--- INFORMATION GIVEN ---
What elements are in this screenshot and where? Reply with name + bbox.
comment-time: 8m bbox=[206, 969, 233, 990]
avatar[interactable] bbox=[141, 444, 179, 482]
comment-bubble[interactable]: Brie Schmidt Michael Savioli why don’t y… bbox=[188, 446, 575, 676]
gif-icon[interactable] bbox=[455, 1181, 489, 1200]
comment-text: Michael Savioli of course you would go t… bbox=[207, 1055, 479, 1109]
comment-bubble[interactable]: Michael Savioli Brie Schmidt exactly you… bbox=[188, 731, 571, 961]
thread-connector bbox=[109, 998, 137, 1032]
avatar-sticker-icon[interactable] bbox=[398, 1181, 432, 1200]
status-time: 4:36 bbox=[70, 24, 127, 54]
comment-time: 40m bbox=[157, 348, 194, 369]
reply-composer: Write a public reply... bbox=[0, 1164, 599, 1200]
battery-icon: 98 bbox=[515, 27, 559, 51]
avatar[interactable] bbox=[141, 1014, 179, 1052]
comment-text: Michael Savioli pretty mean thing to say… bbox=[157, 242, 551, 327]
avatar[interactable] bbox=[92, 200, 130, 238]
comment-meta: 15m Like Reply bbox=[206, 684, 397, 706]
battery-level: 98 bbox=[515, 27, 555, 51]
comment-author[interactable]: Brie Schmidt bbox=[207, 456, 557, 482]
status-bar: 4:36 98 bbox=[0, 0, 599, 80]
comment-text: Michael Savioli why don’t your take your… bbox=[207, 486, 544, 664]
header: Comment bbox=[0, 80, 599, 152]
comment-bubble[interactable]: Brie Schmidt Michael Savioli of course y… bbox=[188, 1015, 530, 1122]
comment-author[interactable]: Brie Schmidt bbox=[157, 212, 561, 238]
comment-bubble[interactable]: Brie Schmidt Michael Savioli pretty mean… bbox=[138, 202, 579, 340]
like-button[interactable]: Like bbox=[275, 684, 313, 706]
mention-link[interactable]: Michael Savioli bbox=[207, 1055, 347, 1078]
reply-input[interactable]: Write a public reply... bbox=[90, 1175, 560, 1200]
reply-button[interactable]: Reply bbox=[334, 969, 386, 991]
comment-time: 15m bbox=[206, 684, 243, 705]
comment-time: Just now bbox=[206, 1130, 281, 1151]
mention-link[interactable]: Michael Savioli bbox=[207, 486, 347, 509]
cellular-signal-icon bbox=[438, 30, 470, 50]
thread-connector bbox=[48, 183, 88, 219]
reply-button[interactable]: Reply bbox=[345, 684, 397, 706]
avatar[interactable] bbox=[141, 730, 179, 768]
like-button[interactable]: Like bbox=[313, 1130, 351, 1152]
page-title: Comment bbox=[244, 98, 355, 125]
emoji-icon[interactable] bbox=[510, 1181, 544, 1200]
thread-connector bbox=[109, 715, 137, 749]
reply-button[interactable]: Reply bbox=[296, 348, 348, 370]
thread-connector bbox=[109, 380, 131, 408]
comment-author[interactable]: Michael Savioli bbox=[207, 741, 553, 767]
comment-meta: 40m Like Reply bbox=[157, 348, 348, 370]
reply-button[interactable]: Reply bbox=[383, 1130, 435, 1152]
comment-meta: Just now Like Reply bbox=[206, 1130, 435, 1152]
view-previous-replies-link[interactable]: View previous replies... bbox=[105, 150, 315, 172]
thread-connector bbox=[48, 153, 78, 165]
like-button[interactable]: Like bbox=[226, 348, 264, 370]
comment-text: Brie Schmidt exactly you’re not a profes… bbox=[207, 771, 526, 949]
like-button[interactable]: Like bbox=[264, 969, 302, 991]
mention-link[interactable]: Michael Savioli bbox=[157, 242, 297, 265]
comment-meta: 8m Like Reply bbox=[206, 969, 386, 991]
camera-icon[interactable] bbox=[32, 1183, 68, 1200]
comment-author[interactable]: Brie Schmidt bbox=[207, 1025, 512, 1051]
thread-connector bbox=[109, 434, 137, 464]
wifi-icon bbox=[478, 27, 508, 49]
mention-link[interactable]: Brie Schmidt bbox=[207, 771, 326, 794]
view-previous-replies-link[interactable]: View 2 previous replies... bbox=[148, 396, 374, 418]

--- SHORT EXERCISE ---
Retype all of the records above, line for line, without changing anything.

--- FULL OUTPUT ---
What elements are in this screenshot and where? Reply with name + bbox.
comment-time: 8m bbox=[206, 969, 233, 990]
avatar[interactable] bbox=[141, 444, 179, 482]
comment-bubble[interactable]: Brie Schmidt Michael Savioli why don’t y… bbox=[188, 446, 575, 676]
gif-icon[interactable] bbox=[455, 1181, 489, 1200]
comment-text: Michael Savioli of course you would go t… bbox=[207, 1055, 479, 1109]
comment-bubble[interactable]: Michael Savioli Brie Schmidt exactly you… bbox=[188, 731, 571, 961]
thread-connector bbox=[109, 998, 137, 1032]
avatar-sticker-icon[interactable] bbox=[398, 1181, 432, 1200]
status-time: 4:36 bbox=[70, 24, 127, 54]
comment-time: 40m bbox=[157, 348, 194, 369]
reply-composer: Write a public reply... bbox=[0, 1164, 599, 1200]
battery-icon: 98 bbox=[515, 27, 559, 51]
avatar[interactable] bbox=[141, 1014, 179, 1052]
comment-text: Michael Savioli pretty mean thing to say… bbox=[157, 242, 551, 327]
avatar[interactable] bbox=[92, 200, 130, 238]
comment-meta: 15m Like Reply bbox=[206, 684, 397, 706]
battery-level: 98 bbox=[515, 27, 555, 51]
comment-author[interactable]: Brie Schmidt bbox=[207, 456, 557, 482]
status-bar: 4:36 98 bbox=[0, 0, 599, 80]
comment-text: Michael Savioli why don’t your take your… bbox=[207, 486, 544, 664]
header: Comment bbox=[0, 80, 599, 152]
comment-bubble[interactable]: Brie Schmidt Michael Savioli of course y… bbox=[188, 1015, 530, 1122]
comment-author[interactable]: Brie Schmidt bbox=[157, 212, 561, 238]
comment-bubble[interactable]: Brie Schmidt Michael Savioli pretty mean… bbox=[138, 202, 579, 340]
like-button[interactable]: Like bbox=[275, 684, 313, 706]
mention-link[interactable]: Michael Savioli bbox=[207, 1055, 347, 1078]
reply-input[interactable]: Write a public reply... bbox=[90, 1175, 560, 1200]
reply-button[interactable]: Reply bbox=[334, 969, 386, 991]
comment-time: 15m bbox=[206, 684, 243, 705]
comment-time: Just now bbox=[206, 1130, 281, 1151]
mention-link[interactable]: Michael Savioli bbox=[207, 486, 347, 509]
cellular-signal-icon bbox=[438, 30, 470, 50]
thread-connector bbox=[48, 183, 88, 219]
reply-button[interactable]: Reply bbox=[345, 684, 397, 706]
avatar[interactable] bbox=[141, 730, 179, 768]
like-button[interactable]: Like bbox=[313, 1130, 351, 1152]
page-title: Comment bbox=[244, 98, 355, 125]
emoji-icon[interactable] bbox=[510, 1181, 544, 1200]
thread-connector bbox=[109, 715, 137, 749]
reply-button[interactable]: Reply bbox=[296, 348, 348, 370]
thread-connector bbox=[109, 380, 131, 408]
comment-author[interactable]: Michael Savioli bbox=[207, 741, 553, 767]
comment-meta: 40m Like Reply bbox=[157, 348, 348, 370]
reply-button[interactable]: Reply bbox=[383, 1130, 435, 1152]
comment-meta: Just now Like Reply bbox=[206, 1130, 435, 1152]
view-previous-replies-link[interactable]: View previous replies... bbox=[105, 150, 315, 172]
thread-connector bbox=[48, 153, 78, 165]
like-button[interactable]: Like bbox=[226, 348, 264, 370]
comment-text: Brie Schmidt exactly you’re not a profes… bbox=[207, 771, 526, 949]
like-button[interactable]: Like bbox=[264, 969, 302, 991]
mention-link[interactable]: Michael Savioli bbox=[157, 242, 297, 265]
comment-meta: 8m Like Reply bbox=[206, 969, 386, 991]
camera-icon[interactable] bbox=[32, 1183, 68, 1200]
comment-author[interactable]: Brie Schmidt bbox=[207, 1025, 512, 1051]
thread-connector bbox=[109, 434, 137, 464]
wifi-icon bbox=[478, 27, 508, 49]
mention-link[interactable]: Brie Schmidt bbox=[207, 771, 326, 794]
view-previous-replies-link[interactable]: View 2 previous replies... bbox=[148, 396, 374, 418]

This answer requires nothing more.